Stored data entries
☆ ☆ ☆ ☆
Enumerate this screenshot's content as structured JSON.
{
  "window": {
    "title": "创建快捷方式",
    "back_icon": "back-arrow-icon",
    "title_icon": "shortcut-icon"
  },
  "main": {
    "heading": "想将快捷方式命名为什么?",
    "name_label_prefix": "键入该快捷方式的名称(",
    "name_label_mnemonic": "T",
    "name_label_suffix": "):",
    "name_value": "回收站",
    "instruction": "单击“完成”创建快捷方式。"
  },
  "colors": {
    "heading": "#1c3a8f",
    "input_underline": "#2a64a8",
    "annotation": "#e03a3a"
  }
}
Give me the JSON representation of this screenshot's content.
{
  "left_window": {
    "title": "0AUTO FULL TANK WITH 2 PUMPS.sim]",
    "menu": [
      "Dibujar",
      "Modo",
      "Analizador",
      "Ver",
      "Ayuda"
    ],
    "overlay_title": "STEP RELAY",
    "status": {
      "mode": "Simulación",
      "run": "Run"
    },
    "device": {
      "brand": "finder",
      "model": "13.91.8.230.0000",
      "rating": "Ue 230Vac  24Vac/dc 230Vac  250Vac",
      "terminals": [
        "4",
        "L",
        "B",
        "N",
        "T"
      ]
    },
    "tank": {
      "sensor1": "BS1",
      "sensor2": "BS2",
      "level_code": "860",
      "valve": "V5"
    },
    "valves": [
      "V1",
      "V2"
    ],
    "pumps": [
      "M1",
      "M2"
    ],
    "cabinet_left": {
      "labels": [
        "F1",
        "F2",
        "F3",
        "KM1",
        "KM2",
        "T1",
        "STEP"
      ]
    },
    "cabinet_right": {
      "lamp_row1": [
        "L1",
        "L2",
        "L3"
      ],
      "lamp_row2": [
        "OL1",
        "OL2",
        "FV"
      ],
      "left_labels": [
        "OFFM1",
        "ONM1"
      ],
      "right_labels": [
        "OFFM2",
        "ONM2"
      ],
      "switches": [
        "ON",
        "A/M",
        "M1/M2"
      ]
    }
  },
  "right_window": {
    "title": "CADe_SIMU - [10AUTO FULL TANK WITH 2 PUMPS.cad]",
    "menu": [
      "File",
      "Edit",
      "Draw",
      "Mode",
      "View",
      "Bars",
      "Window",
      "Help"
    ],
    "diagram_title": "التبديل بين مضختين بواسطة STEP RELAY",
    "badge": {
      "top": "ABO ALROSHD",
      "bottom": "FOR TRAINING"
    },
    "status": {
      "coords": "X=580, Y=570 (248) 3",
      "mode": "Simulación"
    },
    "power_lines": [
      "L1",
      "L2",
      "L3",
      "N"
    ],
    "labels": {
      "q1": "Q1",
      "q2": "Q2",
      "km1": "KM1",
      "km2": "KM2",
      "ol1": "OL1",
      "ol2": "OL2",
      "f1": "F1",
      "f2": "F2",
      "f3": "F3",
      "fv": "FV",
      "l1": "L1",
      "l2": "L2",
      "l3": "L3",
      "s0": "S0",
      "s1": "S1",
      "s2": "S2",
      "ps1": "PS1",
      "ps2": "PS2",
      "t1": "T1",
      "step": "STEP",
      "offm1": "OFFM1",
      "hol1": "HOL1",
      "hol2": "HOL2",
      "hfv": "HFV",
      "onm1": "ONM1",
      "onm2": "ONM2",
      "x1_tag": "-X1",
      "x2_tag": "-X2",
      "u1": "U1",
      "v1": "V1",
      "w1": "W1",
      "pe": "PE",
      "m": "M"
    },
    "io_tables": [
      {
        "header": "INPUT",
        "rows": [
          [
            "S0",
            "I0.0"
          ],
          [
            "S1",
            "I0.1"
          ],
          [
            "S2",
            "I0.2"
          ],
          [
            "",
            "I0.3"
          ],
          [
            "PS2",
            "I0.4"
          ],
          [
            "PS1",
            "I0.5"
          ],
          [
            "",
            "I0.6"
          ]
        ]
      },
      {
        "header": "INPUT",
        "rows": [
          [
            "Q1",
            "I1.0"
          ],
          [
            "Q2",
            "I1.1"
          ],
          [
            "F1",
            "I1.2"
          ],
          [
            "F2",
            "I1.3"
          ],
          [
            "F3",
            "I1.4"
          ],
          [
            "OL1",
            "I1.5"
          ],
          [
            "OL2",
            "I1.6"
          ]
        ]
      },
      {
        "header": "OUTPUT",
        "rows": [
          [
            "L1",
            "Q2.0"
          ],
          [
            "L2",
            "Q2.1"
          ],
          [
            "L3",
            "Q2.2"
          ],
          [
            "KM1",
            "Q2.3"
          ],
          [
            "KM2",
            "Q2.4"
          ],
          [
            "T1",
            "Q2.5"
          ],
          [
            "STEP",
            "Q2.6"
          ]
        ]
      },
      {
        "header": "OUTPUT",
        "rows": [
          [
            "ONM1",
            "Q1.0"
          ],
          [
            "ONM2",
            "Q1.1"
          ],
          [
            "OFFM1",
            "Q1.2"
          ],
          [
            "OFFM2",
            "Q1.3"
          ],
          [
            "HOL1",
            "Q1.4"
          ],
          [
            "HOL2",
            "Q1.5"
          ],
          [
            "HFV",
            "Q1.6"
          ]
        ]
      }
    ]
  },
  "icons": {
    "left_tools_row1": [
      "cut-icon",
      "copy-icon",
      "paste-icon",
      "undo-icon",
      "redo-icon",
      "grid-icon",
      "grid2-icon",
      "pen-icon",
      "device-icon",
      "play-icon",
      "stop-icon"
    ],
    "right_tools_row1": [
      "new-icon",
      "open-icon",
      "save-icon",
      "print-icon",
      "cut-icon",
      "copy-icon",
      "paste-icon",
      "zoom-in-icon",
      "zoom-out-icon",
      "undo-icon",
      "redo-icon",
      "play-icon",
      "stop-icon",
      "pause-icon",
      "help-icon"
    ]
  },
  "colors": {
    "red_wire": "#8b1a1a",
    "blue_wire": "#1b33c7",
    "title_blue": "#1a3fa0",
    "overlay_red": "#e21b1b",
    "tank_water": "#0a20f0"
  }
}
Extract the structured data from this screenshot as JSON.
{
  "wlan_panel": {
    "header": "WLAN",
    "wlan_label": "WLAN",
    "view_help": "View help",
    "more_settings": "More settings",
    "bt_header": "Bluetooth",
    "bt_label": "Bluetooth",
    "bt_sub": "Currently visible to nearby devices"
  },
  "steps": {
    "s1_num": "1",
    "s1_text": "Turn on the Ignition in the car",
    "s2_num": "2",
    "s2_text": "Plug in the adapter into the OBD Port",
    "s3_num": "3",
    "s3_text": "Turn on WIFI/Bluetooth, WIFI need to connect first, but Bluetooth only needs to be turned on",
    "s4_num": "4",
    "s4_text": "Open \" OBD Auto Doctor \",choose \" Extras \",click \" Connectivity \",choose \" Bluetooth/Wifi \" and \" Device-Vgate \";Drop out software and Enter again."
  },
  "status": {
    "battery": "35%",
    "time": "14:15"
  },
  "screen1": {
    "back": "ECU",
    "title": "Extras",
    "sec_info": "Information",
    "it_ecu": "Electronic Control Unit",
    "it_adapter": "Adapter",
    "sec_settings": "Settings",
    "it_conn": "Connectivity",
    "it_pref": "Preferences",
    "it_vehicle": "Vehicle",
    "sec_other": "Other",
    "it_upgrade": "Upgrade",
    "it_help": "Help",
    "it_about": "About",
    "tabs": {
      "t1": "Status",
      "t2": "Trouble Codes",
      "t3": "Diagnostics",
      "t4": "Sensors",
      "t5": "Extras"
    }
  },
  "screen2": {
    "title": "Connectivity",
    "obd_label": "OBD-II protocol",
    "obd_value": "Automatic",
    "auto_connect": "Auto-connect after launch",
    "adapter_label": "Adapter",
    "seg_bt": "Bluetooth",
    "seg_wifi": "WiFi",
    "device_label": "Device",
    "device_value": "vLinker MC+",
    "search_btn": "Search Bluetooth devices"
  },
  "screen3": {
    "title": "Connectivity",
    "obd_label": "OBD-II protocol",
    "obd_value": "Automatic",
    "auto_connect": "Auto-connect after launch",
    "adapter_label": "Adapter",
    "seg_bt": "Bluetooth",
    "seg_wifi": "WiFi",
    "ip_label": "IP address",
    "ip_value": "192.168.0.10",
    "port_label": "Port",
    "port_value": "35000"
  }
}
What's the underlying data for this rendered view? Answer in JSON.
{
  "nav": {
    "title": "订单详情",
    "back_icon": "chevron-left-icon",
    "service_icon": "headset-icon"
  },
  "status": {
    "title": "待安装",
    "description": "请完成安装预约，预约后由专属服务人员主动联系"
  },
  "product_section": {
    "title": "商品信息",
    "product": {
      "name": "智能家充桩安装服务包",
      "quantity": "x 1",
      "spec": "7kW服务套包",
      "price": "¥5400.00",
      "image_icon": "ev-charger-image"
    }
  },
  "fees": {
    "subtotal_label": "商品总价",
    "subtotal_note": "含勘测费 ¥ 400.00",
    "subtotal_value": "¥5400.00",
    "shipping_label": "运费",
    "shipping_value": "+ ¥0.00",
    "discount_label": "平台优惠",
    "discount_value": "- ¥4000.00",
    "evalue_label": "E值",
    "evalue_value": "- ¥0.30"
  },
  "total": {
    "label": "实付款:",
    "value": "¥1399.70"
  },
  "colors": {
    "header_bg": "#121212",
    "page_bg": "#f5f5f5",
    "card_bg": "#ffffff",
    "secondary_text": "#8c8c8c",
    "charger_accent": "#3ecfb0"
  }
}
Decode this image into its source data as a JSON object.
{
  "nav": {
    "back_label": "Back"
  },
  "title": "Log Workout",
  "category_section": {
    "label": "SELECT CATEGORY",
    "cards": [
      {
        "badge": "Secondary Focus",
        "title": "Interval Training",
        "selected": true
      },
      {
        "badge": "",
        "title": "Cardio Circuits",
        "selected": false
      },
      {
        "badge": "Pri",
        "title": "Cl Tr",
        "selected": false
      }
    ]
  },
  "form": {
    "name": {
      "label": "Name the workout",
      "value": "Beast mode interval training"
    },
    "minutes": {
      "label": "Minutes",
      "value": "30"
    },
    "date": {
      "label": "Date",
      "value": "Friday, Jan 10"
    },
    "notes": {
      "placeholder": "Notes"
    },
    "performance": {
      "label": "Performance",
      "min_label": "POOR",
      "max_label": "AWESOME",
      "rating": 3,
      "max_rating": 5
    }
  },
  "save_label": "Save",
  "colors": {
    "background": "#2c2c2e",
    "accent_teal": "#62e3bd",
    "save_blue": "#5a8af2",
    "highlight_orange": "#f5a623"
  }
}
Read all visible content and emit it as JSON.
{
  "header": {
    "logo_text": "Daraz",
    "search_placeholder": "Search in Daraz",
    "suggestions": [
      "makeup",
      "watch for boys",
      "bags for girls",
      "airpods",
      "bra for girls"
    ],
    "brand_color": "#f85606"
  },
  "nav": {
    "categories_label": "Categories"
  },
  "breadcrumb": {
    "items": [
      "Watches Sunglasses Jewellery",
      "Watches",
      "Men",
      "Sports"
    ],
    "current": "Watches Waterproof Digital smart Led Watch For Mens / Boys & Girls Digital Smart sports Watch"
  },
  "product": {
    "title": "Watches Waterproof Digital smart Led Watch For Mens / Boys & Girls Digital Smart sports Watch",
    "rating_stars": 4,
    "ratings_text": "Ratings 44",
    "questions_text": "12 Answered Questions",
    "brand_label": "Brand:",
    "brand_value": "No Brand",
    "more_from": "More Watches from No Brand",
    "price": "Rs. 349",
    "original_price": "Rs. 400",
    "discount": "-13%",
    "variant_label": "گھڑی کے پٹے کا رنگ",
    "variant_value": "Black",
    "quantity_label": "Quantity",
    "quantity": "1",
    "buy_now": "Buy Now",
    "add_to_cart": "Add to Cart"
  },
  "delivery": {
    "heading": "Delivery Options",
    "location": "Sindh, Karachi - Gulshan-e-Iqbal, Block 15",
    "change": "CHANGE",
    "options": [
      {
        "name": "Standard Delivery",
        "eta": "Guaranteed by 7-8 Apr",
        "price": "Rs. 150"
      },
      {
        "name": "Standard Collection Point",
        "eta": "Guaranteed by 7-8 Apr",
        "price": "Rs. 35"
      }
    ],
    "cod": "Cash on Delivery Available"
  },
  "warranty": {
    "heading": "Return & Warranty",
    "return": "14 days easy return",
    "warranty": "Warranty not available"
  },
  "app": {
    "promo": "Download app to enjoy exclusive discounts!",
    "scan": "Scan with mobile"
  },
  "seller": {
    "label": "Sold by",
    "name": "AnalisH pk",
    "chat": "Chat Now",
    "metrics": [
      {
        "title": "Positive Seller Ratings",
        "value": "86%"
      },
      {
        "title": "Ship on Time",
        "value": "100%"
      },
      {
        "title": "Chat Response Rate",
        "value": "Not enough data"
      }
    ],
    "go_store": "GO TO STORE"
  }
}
☆ ☆ ☆ ☆
Exercise requirements: Using the records above, select and copy every line that has the word "badge".

Final answer:
    "badge": {
        "badge": "Secondary Focus",
        "badge": "",
        "badge": "Pri",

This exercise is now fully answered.